» Stored items from a collection:
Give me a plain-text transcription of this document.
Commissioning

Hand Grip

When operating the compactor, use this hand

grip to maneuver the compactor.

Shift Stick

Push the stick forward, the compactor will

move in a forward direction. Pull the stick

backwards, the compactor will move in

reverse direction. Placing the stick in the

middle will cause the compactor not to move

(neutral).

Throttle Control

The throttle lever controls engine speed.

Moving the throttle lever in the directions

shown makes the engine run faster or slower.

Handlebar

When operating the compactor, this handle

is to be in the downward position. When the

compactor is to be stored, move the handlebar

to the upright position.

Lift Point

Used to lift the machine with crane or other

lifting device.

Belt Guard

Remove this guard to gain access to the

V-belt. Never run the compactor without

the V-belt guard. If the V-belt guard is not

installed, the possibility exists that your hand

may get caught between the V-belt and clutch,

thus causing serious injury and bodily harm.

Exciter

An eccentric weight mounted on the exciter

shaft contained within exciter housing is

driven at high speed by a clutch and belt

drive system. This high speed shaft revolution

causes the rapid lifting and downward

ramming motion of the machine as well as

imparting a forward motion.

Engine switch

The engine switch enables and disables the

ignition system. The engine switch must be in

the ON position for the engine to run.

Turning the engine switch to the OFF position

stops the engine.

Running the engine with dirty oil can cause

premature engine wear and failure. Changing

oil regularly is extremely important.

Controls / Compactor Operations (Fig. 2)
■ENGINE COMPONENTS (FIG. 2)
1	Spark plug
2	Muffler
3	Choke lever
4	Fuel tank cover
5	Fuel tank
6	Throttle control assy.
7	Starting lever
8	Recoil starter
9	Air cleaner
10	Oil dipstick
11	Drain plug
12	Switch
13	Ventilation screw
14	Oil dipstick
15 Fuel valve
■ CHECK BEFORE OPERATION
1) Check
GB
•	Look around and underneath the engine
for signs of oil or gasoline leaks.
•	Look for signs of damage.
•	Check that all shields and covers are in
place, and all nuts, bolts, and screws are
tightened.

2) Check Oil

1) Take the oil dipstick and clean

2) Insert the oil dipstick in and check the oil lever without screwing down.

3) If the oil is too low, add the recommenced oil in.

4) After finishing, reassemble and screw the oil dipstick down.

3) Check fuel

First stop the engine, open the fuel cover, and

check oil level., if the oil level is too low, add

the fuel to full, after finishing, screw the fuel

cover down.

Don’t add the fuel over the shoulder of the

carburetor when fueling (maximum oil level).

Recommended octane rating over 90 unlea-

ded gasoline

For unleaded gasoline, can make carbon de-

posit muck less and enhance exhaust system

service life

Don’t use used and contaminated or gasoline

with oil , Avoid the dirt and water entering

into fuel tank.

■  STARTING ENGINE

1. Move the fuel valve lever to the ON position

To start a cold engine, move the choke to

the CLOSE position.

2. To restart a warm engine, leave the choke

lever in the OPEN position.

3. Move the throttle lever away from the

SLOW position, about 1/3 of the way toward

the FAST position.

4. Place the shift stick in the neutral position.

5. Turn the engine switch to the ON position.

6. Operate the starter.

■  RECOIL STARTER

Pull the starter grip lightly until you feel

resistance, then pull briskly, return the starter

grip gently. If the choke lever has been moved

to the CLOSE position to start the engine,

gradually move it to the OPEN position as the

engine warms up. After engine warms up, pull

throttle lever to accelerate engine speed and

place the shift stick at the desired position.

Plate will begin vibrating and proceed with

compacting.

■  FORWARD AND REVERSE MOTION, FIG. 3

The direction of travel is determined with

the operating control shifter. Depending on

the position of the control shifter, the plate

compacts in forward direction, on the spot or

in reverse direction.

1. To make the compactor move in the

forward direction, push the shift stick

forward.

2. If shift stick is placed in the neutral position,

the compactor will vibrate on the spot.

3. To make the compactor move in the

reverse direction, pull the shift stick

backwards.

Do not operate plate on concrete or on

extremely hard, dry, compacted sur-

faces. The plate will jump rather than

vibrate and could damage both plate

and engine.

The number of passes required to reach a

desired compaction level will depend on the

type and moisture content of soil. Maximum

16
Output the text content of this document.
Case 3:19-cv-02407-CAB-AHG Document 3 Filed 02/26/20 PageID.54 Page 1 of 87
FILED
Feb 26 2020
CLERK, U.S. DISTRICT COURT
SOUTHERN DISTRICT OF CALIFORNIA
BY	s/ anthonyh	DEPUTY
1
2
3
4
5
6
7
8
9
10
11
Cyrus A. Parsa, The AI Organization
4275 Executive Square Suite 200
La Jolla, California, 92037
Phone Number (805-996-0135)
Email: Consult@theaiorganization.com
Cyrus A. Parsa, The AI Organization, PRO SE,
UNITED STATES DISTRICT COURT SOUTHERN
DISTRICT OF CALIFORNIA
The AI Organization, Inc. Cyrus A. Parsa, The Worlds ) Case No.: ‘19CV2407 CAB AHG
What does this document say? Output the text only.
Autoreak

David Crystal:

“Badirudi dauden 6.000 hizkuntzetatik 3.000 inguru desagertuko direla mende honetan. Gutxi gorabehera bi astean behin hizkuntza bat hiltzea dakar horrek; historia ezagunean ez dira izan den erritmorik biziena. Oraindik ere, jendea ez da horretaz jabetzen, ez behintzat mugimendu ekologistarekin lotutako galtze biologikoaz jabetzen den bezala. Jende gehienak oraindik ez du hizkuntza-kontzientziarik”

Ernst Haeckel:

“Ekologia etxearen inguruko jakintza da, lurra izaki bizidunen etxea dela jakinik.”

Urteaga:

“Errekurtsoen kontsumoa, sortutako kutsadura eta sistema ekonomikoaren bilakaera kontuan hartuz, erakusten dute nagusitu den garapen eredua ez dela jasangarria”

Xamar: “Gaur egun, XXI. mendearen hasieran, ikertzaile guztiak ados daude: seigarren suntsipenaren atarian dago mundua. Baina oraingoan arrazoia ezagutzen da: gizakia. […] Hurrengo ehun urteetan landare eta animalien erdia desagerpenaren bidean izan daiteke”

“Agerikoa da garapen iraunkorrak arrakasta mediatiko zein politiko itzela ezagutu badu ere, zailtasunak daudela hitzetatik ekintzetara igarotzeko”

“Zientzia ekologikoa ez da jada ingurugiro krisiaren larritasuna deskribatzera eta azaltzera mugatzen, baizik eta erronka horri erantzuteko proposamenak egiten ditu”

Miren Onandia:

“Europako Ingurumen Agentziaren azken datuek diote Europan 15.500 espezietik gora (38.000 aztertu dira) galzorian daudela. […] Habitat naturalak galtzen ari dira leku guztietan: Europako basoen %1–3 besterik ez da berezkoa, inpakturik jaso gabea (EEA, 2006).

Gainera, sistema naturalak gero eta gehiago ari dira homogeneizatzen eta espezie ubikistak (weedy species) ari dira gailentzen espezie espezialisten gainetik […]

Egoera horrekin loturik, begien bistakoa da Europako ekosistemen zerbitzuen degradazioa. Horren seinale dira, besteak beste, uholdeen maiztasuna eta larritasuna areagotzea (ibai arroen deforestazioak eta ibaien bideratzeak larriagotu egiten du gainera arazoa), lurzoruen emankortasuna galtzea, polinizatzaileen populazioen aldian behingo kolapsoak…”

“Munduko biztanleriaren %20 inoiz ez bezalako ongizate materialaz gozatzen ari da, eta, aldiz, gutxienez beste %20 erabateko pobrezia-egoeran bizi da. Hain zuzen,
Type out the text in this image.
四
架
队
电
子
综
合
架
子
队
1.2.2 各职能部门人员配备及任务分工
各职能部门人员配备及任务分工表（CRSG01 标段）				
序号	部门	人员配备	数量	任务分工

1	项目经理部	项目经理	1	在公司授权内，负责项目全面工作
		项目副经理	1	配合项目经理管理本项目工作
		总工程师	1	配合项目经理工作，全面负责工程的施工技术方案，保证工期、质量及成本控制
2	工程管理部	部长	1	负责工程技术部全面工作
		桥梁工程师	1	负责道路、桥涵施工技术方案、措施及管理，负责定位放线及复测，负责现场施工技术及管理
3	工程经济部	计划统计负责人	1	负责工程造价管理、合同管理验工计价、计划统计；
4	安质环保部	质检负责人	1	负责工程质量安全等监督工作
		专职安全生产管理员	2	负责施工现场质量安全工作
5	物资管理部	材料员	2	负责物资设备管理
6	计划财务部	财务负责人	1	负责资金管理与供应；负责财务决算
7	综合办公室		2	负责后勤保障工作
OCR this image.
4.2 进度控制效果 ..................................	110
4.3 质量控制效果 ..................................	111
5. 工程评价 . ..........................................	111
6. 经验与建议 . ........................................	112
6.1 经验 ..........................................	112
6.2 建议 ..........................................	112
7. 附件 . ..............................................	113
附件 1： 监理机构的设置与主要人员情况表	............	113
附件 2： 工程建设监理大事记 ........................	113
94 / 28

» WHAT IS ASKED: Of the lines in the material, how many include "Parsa"? Respond with the number alone.

» TASK SOLUTION: 3